▶ _JOB_:
In the listing below, find every line with the string "this" and pull it out.

▶ _Stored records_:
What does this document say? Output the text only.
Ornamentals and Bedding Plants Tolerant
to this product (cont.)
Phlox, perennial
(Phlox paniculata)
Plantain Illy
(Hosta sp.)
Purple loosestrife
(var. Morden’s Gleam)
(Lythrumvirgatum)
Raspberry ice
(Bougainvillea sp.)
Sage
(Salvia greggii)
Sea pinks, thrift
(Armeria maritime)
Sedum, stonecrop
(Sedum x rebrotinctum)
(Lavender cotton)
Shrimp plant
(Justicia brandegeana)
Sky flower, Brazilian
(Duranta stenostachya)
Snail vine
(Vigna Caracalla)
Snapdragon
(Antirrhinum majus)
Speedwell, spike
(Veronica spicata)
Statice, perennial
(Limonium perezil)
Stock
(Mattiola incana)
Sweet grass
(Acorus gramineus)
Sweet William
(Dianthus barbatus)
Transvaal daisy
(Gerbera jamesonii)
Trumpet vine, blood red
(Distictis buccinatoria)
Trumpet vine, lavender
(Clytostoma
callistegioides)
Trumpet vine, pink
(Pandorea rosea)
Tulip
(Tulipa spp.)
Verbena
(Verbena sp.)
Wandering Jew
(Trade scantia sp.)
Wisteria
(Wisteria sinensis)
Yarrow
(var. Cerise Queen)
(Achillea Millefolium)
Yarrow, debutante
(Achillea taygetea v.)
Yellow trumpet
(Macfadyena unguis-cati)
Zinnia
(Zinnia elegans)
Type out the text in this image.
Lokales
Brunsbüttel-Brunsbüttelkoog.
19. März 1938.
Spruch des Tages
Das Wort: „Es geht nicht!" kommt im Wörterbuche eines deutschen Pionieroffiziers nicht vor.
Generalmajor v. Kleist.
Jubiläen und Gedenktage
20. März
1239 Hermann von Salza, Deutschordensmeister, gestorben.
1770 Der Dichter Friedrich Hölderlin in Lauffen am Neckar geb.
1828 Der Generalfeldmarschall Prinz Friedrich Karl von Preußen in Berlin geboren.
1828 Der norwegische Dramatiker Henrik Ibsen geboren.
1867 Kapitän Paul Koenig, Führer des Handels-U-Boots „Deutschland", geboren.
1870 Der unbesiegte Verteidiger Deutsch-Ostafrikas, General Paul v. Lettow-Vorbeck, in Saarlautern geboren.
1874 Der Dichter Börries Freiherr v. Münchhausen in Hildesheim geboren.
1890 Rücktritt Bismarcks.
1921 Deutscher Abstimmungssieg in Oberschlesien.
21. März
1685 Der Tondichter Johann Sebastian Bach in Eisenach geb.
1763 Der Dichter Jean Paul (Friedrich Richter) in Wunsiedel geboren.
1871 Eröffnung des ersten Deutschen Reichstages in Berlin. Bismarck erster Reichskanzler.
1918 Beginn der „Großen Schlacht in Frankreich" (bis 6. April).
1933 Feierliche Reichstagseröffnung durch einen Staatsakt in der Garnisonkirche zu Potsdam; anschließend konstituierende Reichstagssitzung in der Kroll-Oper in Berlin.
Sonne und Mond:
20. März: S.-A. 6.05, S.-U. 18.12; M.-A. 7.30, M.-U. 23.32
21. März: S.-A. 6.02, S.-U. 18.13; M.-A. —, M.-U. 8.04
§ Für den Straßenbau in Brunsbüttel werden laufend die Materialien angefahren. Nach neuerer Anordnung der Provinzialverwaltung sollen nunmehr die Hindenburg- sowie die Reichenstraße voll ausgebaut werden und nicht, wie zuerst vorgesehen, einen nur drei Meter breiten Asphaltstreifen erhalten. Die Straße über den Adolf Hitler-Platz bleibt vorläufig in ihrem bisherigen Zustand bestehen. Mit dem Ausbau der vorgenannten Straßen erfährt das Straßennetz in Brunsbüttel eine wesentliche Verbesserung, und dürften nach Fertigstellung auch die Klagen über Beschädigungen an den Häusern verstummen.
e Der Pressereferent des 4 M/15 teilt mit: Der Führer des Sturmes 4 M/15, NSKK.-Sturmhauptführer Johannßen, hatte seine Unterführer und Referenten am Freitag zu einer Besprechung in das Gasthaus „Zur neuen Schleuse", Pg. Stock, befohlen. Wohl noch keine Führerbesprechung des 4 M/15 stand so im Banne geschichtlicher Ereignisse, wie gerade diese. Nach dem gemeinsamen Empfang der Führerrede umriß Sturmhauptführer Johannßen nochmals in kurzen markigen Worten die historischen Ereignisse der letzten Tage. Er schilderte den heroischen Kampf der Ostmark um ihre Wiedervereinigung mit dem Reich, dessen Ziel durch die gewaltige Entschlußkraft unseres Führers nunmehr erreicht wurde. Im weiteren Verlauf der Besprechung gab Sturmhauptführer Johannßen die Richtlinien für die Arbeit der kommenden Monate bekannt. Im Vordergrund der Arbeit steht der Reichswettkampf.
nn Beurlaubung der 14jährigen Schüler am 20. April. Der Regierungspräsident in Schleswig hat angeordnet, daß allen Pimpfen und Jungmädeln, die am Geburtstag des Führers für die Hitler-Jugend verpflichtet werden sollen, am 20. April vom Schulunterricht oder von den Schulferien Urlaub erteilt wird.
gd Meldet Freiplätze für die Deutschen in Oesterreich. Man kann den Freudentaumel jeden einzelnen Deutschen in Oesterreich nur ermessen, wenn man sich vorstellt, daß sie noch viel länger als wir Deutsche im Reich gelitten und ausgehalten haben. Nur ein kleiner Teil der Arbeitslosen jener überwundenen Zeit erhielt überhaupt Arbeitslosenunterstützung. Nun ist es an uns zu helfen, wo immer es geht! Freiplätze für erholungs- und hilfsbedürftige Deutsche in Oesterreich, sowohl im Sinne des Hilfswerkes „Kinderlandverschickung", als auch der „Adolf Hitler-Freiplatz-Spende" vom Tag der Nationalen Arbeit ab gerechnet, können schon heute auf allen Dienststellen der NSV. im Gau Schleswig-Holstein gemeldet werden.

▶ _ANSWER FOR THE TASK_:
What does this document say? Output the text only.
to this product (cont.)
Type out the text in this image.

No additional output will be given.